Given instruction
Omit every picture and write out the rest of the records exactly.

** begin Working data **

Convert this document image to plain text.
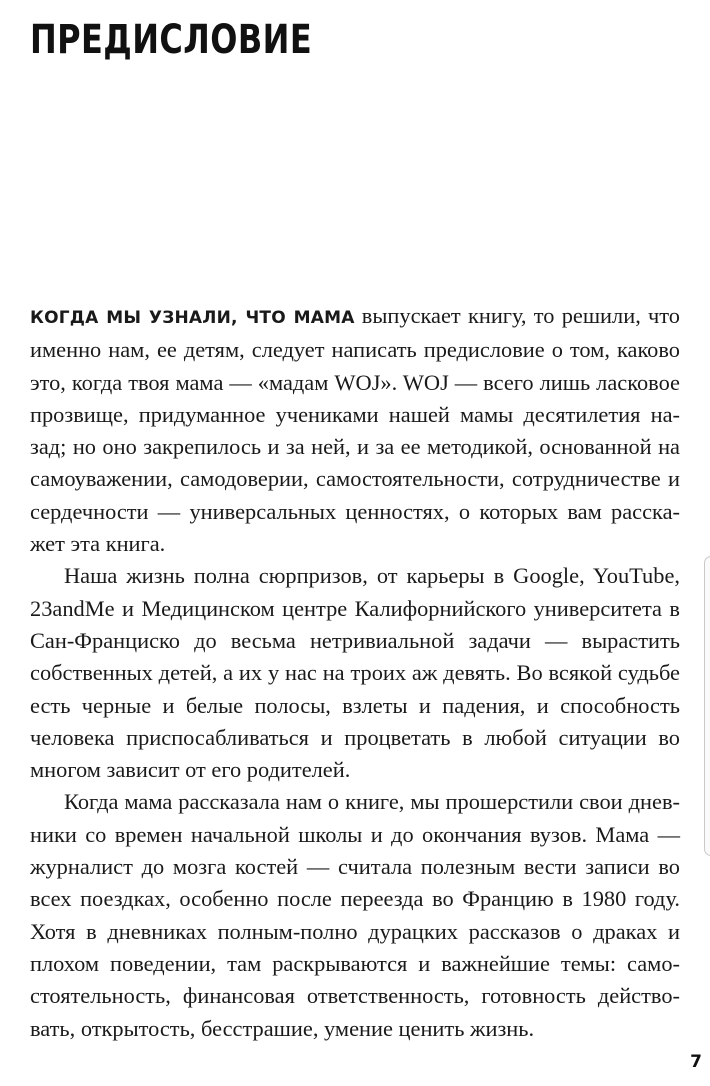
ПРЕДИСЛОВИЕ

КОГДА МЫ УЗНАЛИ, ЧТО МАМА выпускает книгу, то решили, что именно нам, ее детям, следует написать предисловие о том, каково это, когда твоя мама — «мадам WOJ». WOJ — всего лишь ласковое прозвище, придуманное учениками нашей мамы десятилетия назад; но оно закрепилось и за ней, и за ее методикой, основанной на самоуважении, самодоверии, самостоятельности, сотрудничестве и сердечности — универсальных ценностях, о которых вам расскажет эта книга.

Наша жизнь полна сюрпризов, от карьеры в Google, YouTube, 23andMe и Медицинском центре Калифорнийского университета в Сан-Франциско до весьма нетривиальной задачи — вырастить собственных детей, а их у нас на троих аж девять. Во всякой судьбе есть черные и белые полосы, взлеты и падения, и способность человека приспосабливаться и процветать в любой ситуации во многом зависит от его родителей.

Когда мама рассказала нам о книге, мы прошерстили свои дневники со времен начальной школы и до окончания вузов. Мама — журналист до мозга костей — считала полезным вести записи во всех поездках, особенно после переезда во Францию в 1980 году. Хотя в дневниках полным-полно дурацких рассказов о драках и плохом поведении, там раскрываются и важнейшие темы: самостоятельность, финансовая ответственность, готовность действовать, открытость, бесстрашие, умение ценить жизнь.

7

** end Working data **

Task solution
Convert this document image to plain text.
ПРЕДИСЛОВИЕ

КОГДА МЫ УЗНАЛИ, ЧТО МАМА выпускает книгу, то решили, что именно нам, ее детям, следует написать предисловие о том, каково это, когда твоя мама — «мадам WOJ». WOJ — всего лишь ласковое прозвище, придуманное учениками нашей мамы десятилетия назад; но оно закрепилось и за ней, и за ее методикой, основанной на самоуважении, самодоверии, самостоятельности, сотрудничестве и сердечности — универсальных ценностях, о которых вам расскажет эта книга.

Наша жизнь полна сюрпризов, от карьеры в Google, YouTube, 23andMe и Медицинском центре Калифорнийского университета в Сан-Франциско до весьма нетривиальной задачи — вырастить собственных детей, а их у нас на троих аж девять. Во всякой судьбе есть черные и белые полосы, взлеты и падения, и способность человека приспосабливаться и процветать в любой ситуации во многом зависит от его родителей.

Когда мама рассказала нам о книге, мы прошерстили свои дневники со времен начальной школы и до окончания вузов. Мама — журналист до мозга костей — считала полезным вести записи во всех поездках, особенно после переезда во Францию в 1980 году. Хотя в дневниках полным-полно дурацких рассказов о драках и плохом поведении, там раскрываются и важнейшие темы: самостоятельность, финансовая ответственность, готовность действовать, открытость, бесстрашие, умение ценить жизнь.

7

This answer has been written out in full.